Work to be completed: Say how many lines hold the string "legend", and nothing more.

----------------

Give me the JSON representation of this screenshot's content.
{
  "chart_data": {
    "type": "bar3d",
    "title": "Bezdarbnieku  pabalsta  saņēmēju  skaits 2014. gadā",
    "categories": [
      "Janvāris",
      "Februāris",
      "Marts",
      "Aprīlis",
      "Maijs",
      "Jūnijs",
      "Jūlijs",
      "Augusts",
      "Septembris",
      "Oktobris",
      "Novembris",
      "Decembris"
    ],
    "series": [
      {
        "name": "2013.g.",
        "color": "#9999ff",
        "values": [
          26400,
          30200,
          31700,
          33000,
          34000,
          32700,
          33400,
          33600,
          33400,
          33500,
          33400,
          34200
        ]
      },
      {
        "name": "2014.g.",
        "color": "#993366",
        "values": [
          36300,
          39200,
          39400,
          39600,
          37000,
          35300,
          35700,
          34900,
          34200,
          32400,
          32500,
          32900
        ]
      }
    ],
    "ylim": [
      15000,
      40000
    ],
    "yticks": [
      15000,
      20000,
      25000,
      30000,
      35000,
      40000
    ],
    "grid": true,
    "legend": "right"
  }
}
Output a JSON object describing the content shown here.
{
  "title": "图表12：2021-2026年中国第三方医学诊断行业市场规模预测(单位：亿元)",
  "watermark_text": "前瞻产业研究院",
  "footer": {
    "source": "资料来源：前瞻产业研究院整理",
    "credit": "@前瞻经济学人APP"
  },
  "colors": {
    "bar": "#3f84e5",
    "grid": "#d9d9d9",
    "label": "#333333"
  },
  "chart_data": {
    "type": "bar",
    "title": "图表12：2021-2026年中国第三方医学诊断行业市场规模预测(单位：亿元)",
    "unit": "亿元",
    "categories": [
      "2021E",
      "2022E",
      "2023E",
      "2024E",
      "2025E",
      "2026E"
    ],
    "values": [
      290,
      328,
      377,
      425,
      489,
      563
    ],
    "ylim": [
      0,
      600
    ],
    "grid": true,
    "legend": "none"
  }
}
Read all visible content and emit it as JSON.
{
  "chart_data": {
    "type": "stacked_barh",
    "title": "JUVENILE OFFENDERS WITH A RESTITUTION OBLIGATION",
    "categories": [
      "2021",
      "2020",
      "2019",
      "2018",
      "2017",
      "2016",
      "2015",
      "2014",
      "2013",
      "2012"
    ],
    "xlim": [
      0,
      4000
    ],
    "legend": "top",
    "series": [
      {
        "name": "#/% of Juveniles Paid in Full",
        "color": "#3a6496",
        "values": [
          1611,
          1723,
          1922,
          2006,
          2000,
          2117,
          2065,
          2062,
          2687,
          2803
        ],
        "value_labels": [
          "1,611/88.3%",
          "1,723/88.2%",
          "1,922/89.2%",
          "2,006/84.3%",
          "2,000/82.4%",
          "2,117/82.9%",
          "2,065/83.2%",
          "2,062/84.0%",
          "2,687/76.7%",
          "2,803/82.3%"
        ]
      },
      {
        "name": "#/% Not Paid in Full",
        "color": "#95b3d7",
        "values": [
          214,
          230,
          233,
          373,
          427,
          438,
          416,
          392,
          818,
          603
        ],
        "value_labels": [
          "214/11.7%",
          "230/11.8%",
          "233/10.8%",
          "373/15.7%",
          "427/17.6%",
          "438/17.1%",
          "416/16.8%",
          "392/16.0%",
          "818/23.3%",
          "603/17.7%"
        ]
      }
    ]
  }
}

----------------

Result for this exercise: 3